▶ [ESTRATTO DELLA FONTE]:
CARTELLE ESATTORIALI SOTTO I 1000 EURO CON STRALCIO AUTOMATICO

Le misure che hanno suscitato maggior interesse tra quelle introdotte dalla legge di Bilancio 2023 per la tregua fiscale sono sicuramente state l’adesione agevolata e lo stralcio automatico delle cartelle con importo fino ai 1000€. Tutte queste nuove modalità per pagare le pendenze con il Fisco hanno portato una grande attenzione sui debiti fiscali ma hanno anche contribuito a creare confusione tra i contribuenti che non sapevano se la loro situazione debitoria si poteva sanare in automatico o dovevano ricorrere alla domanda di adesione alla rottamazione. L’Agenzia delle Entrate è intervenuta chiarendo che la rottamazione avrebbe tenuto conto degli stralci avvenuti prima e dopo la presentazione della domanda di adesione, quindi il rischio di pagare somme che dovevano essere stralciate non c’è mai stato. Il fisco ha deciso di cancellare automaticamente una categoria ben precisa di debiti ovvero quelli iscritti a ruolo tra il 1 gennaio e 2000 e il 31 dicembre 2015, ossia vecchi di oltre sette anni, e con un importo complessivo tra capitale, sanzione ed interessi di 1000€. Per il fisco recuperare questa tipologia di cartelle costerebbe di più del debito stesso per cui la cancellazione è automatica e non servirà nessuna richiesta. Il dubbio lecito di molti contribuenti riguarda la tipologia di cartelle poiché non tutte sono ammesse nello stralcio. Anche i debiti nei confronti dei Comuni potrebbero non essere inclusi nello stralcio perché ci sono giunte comunali che hanno deliberato la non adesione allo stralcio. C’è anche il dubbio che riguarda l’iscrizione a ruolo: se ad esempio un debito riguarda un periodo anteriore al 2015 ma l’iscrizione è successiva, la cartella non rientra nello stralcio. I termini con i quali i Comuni possono deliberare l’adesione allo stralcio sono stati allungati: essi hanno tempo per deliberare fino al 29 Luglio. Per i Comuni che aderiscono in modo parziale o totale le delibere dovranno contenere anche le modalità, le tempistiche dello stralcio e l’eventuale modalità con cui poter saldare le cartelle.

▶ [COSA FARE]:
Rispondi a queste domande sul brano dedicato allo stralcio delle cartelle esattoriali.
(a) Perché, secondo il brano, recuperare le cartelle cancellate in automatico non conviene al fisco?
(b) Fino a quale data i Comuni hanno tempo per deliberare l'adesione allo stralcio?
(c) Rientra nello stralcio una cartella relativa a un debito anteriore al 2015 ma iscritta a ruolo in seguito?

▶ [BLOCCO DATI]:
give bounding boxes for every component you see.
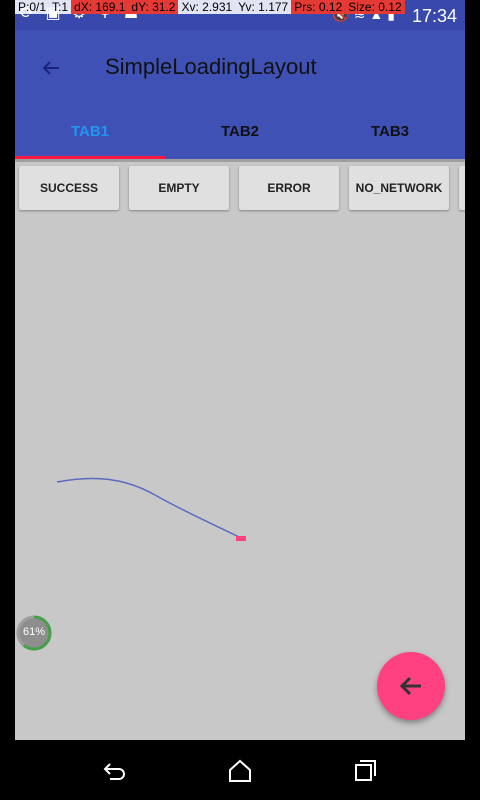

▶ [RISPOSTA COMPLETA]:
(a) Recuperarle costerebbe più del debito stesso.
(b) Fino al 29 luglio.
(c) No, non rientra nello stralcio.